#### PROVIDED ENTRIES:
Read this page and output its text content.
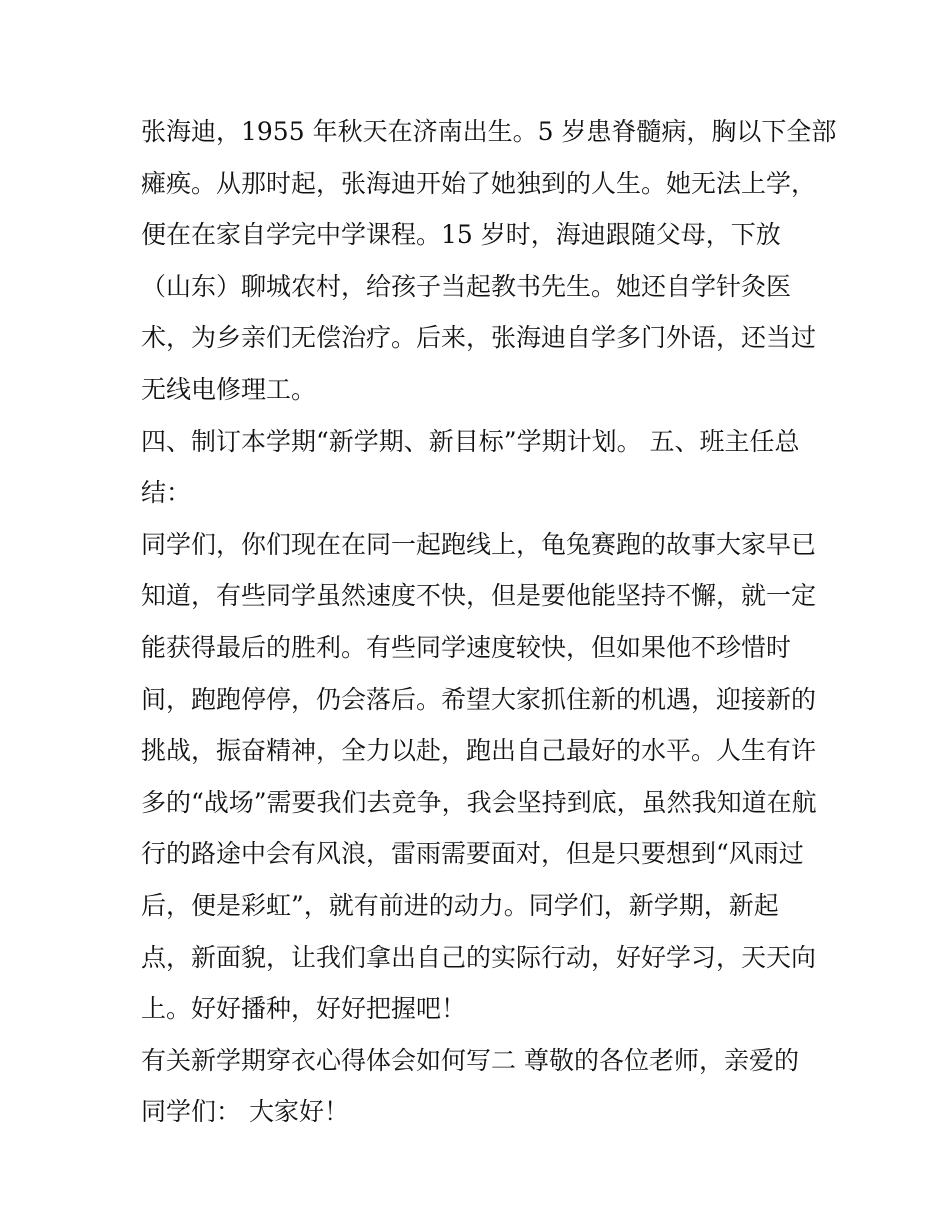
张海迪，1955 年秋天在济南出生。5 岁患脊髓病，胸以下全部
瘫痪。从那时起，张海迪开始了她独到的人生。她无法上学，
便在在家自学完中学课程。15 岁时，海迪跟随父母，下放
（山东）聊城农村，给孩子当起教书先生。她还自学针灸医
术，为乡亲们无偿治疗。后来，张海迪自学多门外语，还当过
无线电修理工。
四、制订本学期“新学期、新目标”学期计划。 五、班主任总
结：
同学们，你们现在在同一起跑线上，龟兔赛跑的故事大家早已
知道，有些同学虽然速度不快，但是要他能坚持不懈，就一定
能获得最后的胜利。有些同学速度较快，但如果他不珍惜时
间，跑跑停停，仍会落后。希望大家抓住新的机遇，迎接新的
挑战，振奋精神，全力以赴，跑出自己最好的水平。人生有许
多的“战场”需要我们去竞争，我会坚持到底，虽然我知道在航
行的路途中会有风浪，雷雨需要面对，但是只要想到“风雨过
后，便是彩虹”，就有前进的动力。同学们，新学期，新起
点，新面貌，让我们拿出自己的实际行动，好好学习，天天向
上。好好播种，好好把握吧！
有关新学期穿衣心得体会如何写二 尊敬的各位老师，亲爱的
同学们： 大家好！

#### WORK TO COMPLETE:
Copy all the lines of data exactly as they appear, dropping any images.

#### SOLVED EXERCISE:
Read this page and output its text content.
张海迪，1955 年秋天在济南出生。5 岁患脊髓病，胸以下全部
瘫痪。从那时起，张海迪开始了她独到的人生。她无法上学，
便在在家自学完中学课程。15 岁时，海迪跟随父母，下放
（山东）聊城农村，给孩子当起教书先生。她还自学针灸医
术，为乡亲们无偿治疗。后来，张海迪自学多门外语，还当过
无线电修理工。
四、制订本学期“新学期、新目标”学期计划。 五、班主任总
结：
同学们，你们现在在同一起跑线上，龟兔赛跑的故事大家早已
知道，有些同学虽然速度不快，但是要他能坚持不懈，就一定
能获得最后的胜利。有些同学速度较快，但如果他不珍惜时
间，跑跑停停，仍会落后。希望大家抓住新的机遇，迎接新的
挑战，振奋精神，全力以赴，跑出自己最好的水平。人生有许
多的“战场”需要我们去竞争，我会坚持到底，虽然我知道在航
行的路途中会有风浪，雷雨需要面对，但是只要想到“风雨过
后，便是彩虹”，就有前进的动力。同学们，新学期，新起
点，新面貌，让我们拿出自己的实际行动，好好学习，天天向
上。好好播种，好好把握吧！
有关新学期穿衣心得体会如何写二 尊敬的各位老师，亲爱的
同学们： 大家好！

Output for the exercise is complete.